--- WHAT YOU SHOULD DO ---
Copy out all of the material, matching it word for word.

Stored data
——————

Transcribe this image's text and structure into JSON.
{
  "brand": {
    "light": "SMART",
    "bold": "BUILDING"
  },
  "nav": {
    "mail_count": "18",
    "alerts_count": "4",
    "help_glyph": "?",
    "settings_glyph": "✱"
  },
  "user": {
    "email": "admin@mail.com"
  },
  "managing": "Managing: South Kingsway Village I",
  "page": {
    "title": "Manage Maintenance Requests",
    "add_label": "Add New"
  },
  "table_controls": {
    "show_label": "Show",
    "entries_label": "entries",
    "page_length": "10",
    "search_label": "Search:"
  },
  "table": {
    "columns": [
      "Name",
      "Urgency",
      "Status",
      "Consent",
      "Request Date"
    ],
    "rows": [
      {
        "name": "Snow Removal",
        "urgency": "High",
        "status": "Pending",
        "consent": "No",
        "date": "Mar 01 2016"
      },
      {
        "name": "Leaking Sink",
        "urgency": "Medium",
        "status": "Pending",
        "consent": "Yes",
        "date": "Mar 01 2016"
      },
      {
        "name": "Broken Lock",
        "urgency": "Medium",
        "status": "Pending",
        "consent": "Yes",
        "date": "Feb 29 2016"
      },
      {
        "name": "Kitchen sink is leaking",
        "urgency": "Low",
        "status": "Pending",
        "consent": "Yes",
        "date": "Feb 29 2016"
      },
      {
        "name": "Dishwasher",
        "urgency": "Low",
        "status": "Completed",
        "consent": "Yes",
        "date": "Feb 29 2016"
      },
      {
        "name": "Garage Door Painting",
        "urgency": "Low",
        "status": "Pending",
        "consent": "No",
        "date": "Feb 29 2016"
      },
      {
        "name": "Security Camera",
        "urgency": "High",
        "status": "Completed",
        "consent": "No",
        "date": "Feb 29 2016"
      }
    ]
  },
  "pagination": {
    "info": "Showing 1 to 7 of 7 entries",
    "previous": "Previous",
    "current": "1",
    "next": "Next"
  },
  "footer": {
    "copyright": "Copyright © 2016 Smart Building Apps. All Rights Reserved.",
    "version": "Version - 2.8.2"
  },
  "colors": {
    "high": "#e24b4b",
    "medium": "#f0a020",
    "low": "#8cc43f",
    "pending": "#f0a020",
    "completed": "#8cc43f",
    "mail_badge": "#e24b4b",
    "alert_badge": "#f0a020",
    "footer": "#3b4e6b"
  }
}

——————

--- SOLUTION TO THE PROBLEM ---
Transcribe this image's text and structure into JSON.
{
  "brand": {
    "light": "SMART",
    "bold": "BUILDING"
  },
  "nav": {
    "mail_count": "18",
    "alerts_count": "4",
    "help_glyph": "?",
    "settings_glyph": "✱"
  },
  "user": {
    "email": "admin@mail.com"
  },
  "managing": "Managing: South Kingsway Village I",
  "page": {
    "title": "Manage Maintenance Requests",
    "add_label": "Add New"
  },
  "table_controls": {
    "show_label": "Show",
    "entries_label": "entries",
    "page_length": "10",
    "search_label": "Search:"
  },
  "table": {
    "columns": [
      "Name",
      "Urgency",
      "Status",
      "Consent",
      "Request Date"
    ],
    "rows": [
      {
        "name": "Snow Removal",
        "urgency": "High",
        "status": "Pending",
        "consent": "No",
        "date": "Mar 01 2016"
      },
      {
        "name": "Leaking Sink",
        "urgency": "Medium",
        "status": "Pending",
        "consent": "Yes",
        "date": "Mar 01 2016"
      },
      {
        "name": "Broken Lock",
        "urgency": "Medium",
        "status": "Pending",
        "consent": "Yes",
        "date": "Feb 29 2016"
      },
      {
        "name": "Kitchen sink is leaking",
        "urgency": "Low",
        "status": "Pending",
        "consent": "Yes",
        "date": "Feb 29 2016"
      },
      {
        "name": "Dishwasher",
        "urgency": "Low",
        "status": "Completed",
        "consent": "Yes",
        "date": "Feb 29 2016"
      },
      {
        "name": "Garage Door Painting",
        "urgency": "Low",
        "status": "Pending",
        "consent": "No",
        "date": "Feb 29 2016"
      },
      {
        "name": "Security Camera",
        "urgency": "High",
        "status": "Completed",
        "consent": "No",
        "date": "Feb 29 2016"
      }
    ]
  },
  "pagination": {
    "info": "Showing 1 to 7 of 7 entries",
    "previous": "Previous",
    "current": "1",
    "next": "Next"
  },
  "footer": {
    "copyright": "Copyright © 2016 Smart Building Apps. All Rights Reserved.",
    "version": "Version - 2.8.2"
  },
  "colors": {
    "high": "#e24b4b",
    "medium": "#f0a020",
    "low": "#8cc43f",
    "pending": "#f0a020",
    "completed": "#8cc43f",
    "mail_badge": "#e24b4b",
    "alert_badge": "#f0a020",
    "footer": "#3b4e6b"
  }
}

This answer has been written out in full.